* ОТРЫВОК:
---+---

Романцы выселяются и смешиваются с неграми, Париж разрушен и, быть может, наконец, покинут, как покинуты были столькие столицы древности; германцы отчасти тоже выселяющиеся, отчасти теснимые объединенными славянами с Востока, придвигаются все ближе и ближе к Атлантическому приморью, смешиваясь теснее прежнего с остатками романского племени… Неужели это одно уже само по себе взятое не есть именно то, что называется разрушением прежних государств и постепенным падением прежней культуры?

Если и это не гибель, если и это не уничтожение, если это не перерождение даже и племенное, этнографическое, то я должен сознаться, что я ничего не понимаю! А для обнаружения всех этих последствий нужны только следующие события: 1) более прежнего сильная вспышка анархизма во Франции и вообще в романских странах и 2) утверждение России на турецких проливах по соглашению ли с Германией или вопреки ей — все равно. А разве и то и другое не предчувствуется неким общим даже историческим инстинктом? Везде, во всех странах теперь многие и того и другого крайне опасаются, и очень многие и того и другого крайне желают. Вернейший признак, что и то и другое, и анархия во Франции, и взятие нами проливов — не только сбыточно, но и неминуемо.

VIII

«Россия — глава мира возникающего, Франция — представительница мира отходящего», — сказал Н. Я. Данилевский; сказал верно, просто и прекрасно. «Россия глава мира возникающего», «Россия не просто европейское государство; она целый особый мир…» Да, — это все так, и только не понимающий истории человек может не согласиться с этим.

Но весь вопрос в том, что несет в тайных недрах своих для вселенной этот, правда еще загадочный и для нас самих и для иноземцев, колосс, которого ноги перестали на Западе считать глиняными именно с тех пор, как они, вследствие эгалитарных реформ по западным образцам, немного ослабели и размякли? Что он несет в своих недрах — этот доселе только эклектический колосс, почти лишенный собственного стиля? Готовит ли он миру действительно своеобразную культуру? Культуру положительную, созидающую, в высшей степени новоединую и новосложную, простирающуюся от Великого океана до Средиземного моря и до западных окраин Азии, до этих ничтожных тогда окраин Азии, которые зовутся теперь так торжественно материком Европы; ибо все тот же Н. Я. Данилевский доказал (неопровержимо по-моему), что, географически говоря, Европы такой особой нет, — а вся эта Европа есть лишь не что иное, как Атлантический берег великого Азиатского материка; великий же смысл слова Европа есть смысл исторический, т. е. место развития или поприще особой, последней по очереди культуры, сменившей древние, предыдущие, — культуры романо-германской. Представим ли мы, загадочные славяно-туранцы, удивленному миру культурное здание, еще небывалое по своей обширности, по роскошной пестроте своей и по слож ной гармонии государственных линий, или мы восторжествуем над всеми, только для того, чтобы всех смешать и всех скорей погубить в общей равноправной свободе и в общем неосуществимом идеале всеобщего благоденствия — это покажет время, уже не так далекое от нас…

Я повторю в заключение, быть может, уже и в сотый раз: благоприятное для нас разрешение Восточного вопроса, или, еще проще и яснее, — завладение проливами (в какой бы то ни было форме) тотчас же повлечет за собой у нас такого рода умственные изменения, которые скоро покажут, куда мы идем — к начатию ли новой эры созидания на несколько веков или к либеральному всеразрушению? Признаки благие, обещающие созидание, есть как будто у нас и теперь еще прежде подобного торжества; но они слабы, неясны, еще нерешительны, и я здесь не буду говорить о них.

---+---

* ФРАГМЕНТЫ ДАННЫХ:
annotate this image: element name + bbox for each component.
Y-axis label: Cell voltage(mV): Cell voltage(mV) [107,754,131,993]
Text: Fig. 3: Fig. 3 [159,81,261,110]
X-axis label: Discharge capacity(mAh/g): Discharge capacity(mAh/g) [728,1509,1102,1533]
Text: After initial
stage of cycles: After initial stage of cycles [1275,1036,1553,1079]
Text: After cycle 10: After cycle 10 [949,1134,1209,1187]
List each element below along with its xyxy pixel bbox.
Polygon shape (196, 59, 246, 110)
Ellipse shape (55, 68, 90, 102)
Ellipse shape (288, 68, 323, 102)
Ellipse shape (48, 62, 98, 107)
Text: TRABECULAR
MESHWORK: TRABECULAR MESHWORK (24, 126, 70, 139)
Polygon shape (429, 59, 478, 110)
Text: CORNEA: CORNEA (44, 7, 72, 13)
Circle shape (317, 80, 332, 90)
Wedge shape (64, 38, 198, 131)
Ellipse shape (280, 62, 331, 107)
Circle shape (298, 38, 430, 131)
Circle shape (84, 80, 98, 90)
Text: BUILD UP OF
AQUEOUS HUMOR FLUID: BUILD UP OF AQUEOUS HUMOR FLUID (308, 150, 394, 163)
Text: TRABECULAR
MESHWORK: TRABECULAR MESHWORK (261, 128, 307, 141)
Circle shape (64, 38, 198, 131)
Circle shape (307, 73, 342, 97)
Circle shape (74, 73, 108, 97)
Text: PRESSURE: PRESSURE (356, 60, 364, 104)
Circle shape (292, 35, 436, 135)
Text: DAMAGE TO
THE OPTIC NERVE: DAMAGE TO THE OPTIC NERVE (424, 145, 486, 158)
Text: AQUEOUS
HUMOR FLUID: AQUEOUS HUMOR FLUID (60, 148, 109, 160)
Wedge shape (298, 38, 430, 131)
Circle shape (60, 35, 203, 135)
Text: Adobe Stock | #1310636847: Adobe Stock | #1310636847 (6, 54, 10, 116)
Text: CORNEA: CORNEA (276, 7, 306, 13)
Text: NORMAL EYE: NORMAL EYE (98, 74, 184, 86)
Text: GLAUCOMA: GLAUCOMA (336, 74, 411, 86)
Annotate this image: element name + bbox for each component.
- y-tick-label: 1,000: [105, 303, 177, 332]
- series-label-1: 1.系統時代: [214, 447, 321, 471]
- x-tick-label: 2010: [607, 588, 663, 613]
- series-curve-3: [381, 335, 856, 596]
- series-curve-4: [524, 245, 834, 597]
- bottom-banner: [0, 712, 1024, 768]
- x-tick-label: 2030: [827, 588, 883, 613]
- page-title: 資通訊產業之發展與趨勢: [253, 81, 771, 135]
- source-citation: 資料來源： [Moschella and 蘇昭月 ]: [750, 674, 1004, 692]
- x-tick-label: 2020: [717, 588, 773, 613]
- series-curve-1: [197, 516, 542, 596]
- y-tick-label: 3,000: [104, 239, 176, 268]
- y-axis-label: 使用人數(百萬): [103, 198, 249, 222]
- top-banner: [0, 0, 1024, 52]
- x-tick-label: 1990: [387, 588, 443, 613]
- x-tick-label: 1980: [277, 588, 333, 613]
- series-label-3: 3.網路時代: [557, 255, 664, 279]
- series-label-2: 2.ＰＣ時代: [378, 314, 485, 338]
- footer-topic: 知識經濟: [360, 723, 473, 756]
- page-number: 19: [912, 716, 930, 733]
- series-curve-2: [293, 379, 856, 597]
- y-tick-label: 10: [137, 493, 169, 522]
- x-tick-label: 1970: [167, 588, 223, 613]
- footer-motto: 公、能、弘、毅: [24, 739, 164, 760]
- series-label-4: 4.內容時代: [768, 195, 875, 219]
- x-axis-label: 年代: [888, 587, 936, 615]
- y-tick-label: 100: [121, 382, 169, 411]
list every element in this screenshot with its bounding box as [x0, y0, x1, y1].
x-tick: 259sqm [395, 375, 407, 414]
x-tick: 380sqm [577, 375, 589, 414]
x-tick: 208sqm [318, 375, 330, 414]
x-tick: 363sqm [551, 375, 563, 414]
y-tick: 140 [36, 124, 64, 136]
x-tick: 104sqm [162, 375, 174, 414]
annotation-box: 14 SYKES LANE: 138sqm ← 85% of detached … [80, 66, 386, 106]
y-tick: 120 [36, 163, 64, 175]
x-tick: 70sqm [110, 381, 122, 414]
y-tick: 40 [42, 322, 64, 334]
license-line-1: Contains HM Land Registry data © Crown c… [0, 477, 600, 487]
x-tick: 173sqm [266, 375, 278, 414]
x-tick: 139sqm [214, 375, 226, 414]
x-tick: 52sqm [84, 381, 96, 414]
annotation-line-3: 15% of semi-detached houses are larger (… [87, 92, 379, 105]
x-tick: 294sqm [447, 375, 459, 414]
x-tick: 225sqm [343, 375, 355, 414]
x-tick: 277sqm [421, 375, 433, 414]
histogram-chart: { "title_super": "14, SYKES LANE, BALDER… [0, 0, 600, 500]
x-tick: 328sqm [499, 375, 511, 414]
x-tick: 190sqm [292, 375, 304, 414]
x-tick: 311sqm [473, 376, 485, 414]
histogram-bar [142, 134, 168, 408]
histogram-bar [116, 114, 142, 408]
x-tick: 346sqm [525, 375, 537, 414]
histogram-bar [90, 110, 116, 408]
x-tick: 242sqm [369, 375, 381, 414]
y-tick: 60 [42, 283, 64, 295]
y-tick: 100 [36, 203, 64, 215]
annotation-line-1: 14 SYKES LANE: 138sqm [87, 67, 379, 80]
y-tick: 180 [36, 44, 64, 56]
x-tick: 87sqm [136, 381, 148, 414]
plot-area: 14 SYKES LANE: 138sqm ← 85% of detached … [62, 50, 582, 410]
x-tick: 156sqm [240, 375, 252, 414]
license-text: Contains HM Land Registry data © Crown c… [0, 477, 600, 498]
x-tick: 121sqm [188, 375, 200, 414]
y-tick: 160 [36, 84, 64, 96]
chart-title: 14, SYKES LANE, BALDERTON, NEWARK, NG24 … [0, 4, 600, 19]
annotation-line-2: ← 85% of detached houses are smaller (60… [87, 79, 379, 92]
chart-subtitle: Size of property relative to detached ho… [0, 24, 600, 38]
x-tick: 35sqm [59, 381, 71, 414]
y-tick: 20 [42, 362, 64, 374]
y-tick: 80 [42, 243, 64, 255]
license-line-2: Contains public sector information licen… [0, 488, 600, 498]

---+---

* ПОСТАВЛЕННАЯ ЦЕЛЬ 1: Как перевести на английский язык предложение из отрывка: «Да, — это все так, и только не понимающий истории человек может не согласиться с этим»?
* ПОСТАВЛЕННАЯ ЦЕЛЬ 2: Продублируйте из отрывка фрагмент от слов «Романцы выселяются и» до слов «падением прежней культуры?» включительно.
* ПОСТАВЛЕННАЯ ЦЕЛЬ 3: Какие государства названы в отрывке по имени? Перечислите все.

* ИТОГ ЗАДАНИЯ 1: Yes, all this is so, and only a person who does not understand history can disagree with it.

* ИТОГ ЗАДАНИЯ 2:
Романцы выселяются и смешиваются с неграми, Париж разрушен и, быть может, наконец, покинут, как покинуты были столькие столицы древности; германцы отчасти тоже выселяющиеся, отчасти теснимые объединенными славянами с Востока, придвигаются все ближе и ближе к Атлантическому приморью, смешиваясь теснее прежнего с остатками романского племени… Неужели это одно уже само по себе взятое не есть именно то, что называется разрушением прежних государств и постепенным падением прежней культуры?

* ИТОГ ЗАДАНИЯ 3: Франция, Германия, Россия